§ **Your task**
Pick out the lines containing "What".

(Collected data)
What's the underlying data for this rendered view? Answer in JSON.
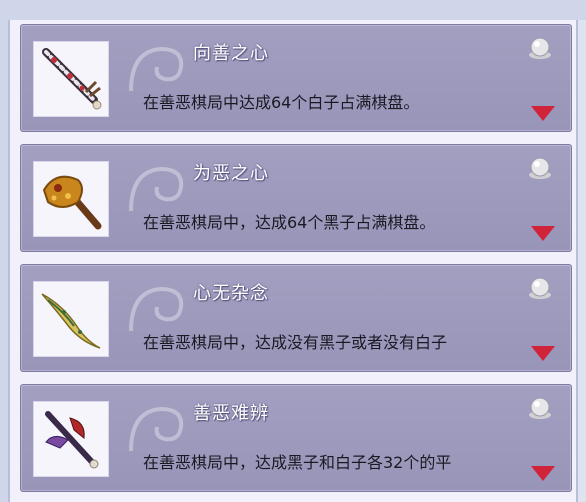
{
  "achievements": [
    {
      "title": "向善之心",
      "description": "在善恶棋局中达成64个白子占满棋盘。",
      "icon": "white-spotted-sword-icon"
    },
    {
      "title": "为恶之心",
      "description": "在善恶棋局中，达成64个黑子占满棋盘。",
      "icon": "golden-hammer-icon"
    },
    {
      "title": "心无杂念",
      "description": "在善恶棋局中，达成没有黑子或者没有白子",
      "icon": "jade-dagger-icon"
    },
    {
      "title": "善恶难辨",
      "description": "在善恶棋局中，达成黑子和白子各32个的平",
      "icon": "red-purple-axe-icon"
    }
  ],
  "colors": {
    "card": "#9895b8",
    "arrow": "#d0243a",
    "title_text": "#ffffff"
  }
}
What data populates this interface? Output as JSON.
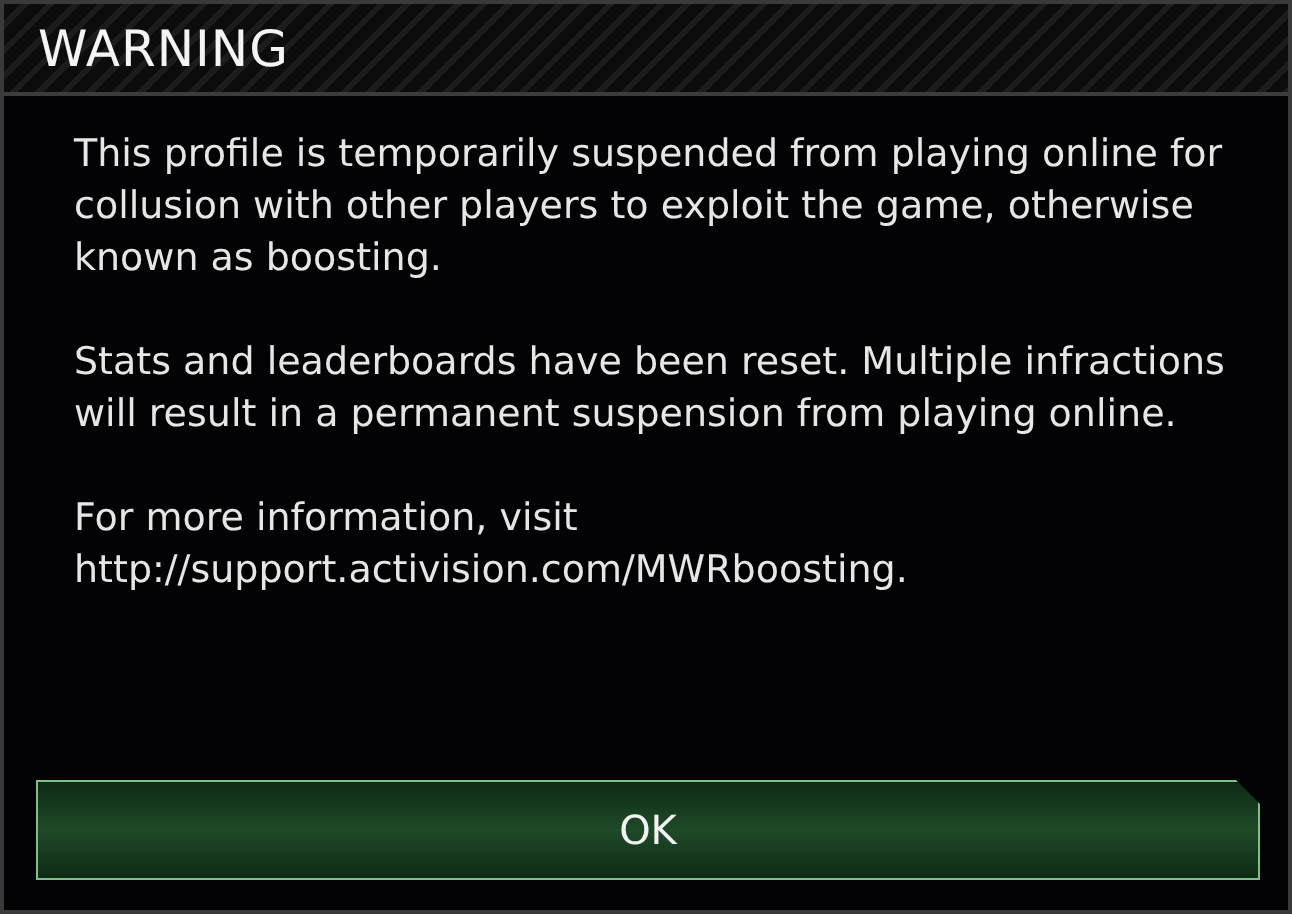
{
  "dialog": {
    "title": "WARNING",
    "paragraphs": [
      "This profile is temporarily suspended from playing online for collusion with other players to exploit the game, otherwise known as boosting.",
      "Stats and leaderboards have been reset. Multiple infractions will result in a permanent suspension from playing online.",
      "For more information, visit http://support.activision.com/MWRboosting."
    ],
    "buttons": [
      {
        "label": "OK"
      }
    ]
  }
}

§ **The completed task**
What's the underlying data for this rendered view? Answer in JSON.
What data populates this interface? Output as JSON.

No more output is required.